REQUEST ▸
What is the number of lines in the data holding the word "Flying"? Give that number by itself.

RECORD LIST ▸
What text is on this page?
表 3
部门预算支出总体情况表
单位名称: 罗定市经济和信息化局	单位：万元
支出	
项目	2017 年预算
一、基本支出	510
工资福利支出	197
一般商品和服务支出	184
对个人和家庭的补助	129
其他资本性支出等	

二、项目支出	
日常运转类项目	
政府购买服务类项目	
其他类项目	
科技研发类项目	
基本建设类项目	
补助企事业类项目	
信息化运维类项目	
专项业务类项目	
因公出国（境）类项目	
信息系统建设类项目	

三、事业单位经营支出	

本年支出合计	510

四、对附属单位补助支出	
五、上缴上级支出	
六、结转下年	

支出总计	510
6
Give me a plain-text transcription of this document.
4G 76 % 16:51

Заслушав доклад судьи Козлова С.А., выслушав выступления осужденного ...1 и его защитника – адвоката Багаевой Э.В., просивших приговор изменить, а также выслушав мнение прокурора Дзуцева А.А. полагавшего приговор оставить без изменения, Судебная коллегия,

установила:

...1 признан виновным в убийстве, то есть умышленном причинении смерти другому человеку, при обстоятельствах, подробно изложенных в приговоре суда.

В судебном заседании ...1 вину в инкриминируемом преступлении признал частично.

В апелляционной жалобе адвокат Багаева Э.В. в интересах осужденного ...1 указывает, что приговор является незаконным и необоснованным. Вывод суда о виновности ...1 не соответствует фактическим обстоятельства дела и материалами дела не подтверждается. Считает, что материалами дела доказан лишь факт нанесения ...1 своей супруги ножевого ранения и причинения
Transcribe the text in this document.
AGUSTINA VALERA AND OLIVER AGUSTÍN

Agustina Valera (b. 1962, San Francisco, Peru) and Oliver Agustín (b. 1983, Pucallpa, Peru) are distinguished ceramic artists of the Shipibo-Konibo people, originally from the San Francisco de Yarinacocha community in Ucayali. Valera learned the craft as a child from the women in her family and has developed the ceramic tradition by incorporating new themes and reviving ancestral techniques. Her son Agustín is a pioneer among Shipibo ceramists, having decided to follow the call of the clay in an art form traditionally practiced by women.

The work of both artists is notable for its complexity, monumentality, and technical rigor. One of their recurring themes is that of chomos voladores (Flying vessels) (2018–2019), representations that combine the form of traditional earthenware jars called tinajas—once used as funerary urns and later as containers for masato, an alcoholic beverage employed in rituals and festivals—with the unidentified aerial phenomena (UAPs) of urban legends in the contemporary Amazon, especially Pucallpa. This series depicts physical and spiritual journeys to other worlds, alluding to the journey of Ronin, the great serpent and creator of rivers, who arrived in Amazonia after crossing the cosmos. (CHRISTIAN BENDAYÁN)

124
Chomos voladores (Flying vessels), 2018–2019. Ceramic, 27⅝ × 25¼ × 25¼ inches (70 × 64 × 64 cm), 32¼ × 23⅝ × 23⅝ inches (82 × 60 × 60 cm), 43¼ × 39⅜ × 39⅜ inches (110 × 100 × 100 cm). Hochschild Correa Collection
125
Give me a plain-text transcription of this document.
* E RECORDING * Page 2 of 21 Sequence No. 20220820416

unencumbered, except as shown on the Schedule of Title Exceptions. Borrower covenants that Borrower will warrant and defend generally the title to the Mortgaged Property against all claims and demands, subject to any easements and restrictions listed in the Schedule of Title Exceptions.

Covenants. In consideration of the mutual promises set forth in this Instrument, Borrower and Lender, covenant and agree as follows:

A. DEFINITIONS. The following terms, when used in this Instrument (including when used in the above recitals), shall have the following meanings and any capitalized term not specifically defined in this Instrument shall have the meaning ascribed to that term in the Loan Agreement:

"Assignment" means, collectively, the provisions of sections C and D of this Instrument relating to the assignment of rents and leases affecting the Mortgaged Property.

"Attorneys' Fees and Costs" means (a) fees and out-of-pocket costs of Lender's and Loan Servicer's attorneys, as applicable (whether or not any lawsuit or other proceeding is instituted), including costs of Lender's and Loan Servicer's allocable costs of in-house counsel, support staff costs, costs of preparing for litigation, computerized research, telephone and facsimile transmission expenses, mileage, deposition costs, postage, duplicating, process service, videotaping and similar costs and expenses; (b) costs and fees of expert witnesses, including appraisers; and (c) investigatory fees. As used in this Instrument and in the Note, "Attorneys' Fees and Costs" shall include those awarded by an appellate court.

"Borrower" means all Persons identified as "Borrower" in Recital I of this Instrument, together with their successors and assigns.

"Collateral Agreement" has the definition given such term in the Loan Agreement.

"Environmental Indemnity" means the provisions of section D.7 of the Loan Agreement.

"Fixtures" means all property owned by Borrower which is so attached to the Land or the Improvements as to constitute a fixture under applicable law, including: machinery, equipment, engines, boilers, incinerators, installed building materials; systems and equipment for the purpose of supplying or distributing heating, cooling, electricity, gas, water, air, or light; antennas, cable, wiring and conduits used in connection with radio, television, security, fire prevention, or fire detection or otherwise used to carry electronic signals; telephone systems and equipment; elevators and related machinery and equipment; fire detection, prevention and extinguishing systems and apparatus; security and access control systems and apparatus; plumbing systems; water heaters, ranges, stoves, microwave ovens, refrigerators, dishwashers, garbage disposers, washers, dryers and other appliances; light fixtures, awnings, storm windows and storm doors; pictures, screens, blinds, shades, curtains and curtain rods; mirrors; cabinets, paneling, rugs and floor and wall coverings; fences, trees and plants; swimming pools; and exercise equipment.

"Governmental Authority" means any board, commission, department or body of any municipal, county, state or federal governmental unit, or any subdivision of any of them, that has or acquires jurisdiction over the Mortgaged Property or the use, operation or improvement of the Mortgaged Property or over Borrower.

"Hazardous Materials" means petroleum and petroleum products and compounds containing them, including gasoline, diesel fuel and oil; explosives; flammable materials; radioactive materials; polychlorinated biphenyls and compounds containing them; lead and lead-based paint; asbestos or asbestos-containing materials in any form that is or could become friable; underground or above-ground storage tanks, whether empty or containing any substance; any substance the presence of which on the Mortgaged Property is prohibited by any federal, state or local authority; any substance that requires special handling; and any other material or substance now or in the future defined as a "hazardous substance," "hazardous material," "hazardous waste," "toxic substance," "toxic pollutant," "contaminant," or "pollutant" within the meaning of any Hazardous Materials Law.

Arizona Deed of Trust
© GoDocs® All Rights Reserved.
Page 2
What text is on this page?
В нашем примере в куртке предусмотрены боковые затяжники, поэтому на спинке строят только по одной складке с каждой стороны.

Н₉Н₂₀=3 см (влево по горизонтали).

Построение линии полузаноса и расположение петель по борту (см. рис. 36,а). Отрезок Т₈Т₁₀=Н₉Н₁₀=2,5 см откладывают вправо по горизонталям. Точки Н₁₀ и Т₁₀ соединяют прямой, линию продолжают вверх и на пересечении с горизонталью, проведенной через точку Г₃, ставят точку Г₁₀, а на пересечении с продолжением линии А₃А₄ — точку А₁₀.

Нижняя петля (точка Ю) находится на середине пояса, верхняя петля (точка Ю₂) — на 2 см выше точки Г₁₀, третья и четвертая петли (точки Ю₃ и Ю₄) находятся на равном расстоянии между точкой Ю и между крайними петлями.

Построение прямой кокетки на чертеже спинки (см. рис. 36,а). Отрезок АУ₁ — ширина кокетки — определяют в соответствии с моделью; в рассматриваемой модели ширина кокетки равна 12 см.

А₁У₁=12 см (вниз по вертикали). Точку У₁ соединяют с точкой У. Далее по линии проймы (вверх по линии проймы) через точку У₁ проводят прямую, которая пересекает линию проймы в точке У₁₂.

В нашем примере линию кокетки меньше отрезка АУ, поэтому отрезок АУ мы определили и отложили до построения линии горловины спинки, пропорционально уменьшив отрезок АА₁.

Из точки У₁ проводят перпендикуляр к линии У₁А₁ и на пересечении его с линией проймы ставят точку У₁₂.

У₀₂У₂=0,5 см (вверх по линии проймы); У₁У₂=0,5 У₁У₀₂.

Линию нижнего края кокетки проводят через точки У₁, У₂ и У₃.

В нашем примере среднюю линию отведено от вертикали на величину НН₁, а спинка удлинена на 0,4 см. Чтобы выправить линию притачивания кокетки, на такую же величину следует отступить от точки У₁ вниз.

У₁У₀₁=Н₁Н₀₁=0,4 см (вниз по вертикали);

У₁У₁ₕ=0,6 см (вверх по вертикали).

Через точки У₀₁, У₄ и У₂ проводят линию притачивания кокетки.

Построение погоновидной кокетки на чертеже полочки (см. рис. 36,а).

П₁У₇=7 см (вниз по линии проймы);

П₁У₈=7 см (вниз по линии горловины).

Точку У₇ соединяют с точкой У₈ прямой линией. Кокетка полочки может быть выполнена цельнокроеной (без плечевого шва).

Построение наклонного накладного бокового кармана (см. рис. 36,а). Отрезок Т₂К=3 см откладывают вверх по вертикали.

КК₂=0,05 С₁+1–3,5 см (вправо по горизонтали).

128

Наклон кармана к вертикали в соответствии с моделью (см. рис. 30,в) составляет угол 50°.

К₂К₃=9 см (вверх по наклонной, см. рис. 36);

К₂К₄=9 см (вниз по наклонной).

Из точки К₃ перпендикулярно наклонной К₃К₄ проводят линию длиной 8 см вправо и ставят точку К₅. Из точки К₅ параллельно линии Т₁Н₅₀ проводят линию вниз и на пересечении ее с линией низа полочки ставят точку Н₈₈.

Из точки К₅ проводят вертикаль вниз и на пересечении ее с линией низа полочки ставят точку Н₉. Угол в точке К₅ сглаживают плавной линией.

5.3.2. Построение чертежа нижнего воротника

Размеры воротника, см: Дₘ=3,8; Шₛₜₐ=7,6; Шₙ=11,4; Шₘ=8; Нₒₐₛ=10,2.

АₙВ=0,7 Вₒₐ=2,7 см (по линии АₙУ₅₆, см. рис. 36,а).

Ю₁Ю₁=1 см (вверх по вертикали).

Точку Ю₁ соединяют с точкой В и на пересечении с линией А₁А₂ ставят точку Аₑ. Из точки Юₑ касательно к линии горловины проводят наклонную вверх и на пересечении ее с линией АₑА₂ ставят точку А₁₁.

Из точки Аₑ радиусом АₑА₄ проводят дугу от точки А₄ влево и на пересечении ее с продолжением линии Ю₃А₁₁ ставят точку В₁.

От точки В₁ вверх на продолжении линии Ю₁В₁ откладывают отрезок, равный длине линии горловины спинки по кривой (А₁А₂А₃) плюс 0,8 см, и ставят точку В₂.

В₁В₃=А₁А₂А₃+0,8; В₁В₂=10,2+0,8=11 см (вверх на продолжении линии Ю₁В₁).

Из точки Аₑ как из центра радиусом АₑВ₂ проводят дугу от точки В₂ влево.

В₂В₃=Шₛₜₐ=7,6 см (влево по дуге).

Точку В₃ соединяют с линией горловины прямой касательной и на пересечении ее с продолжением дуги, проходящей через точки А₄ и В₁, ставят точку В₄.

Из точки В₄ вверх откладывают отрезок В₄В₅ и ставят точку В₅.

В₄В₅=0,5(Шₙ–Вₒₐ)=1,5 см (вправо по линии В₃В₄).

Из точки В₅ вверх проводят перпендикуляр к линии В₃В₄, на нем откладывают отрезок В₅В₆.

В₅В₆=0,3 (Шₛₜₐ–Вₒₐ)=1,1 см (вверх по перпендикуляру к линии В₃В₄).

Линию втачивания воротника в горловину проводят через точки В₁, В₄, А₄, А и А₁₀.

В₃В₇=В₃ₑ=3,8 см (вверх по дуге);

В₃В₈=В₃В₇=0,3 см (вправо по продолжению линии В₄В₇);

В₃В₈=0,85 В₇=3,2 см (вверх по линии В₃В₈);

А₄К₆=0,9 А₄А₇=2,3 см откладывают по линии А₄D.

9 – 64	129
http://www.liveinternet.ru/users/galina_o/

CORRECT RESPONSE ▸
2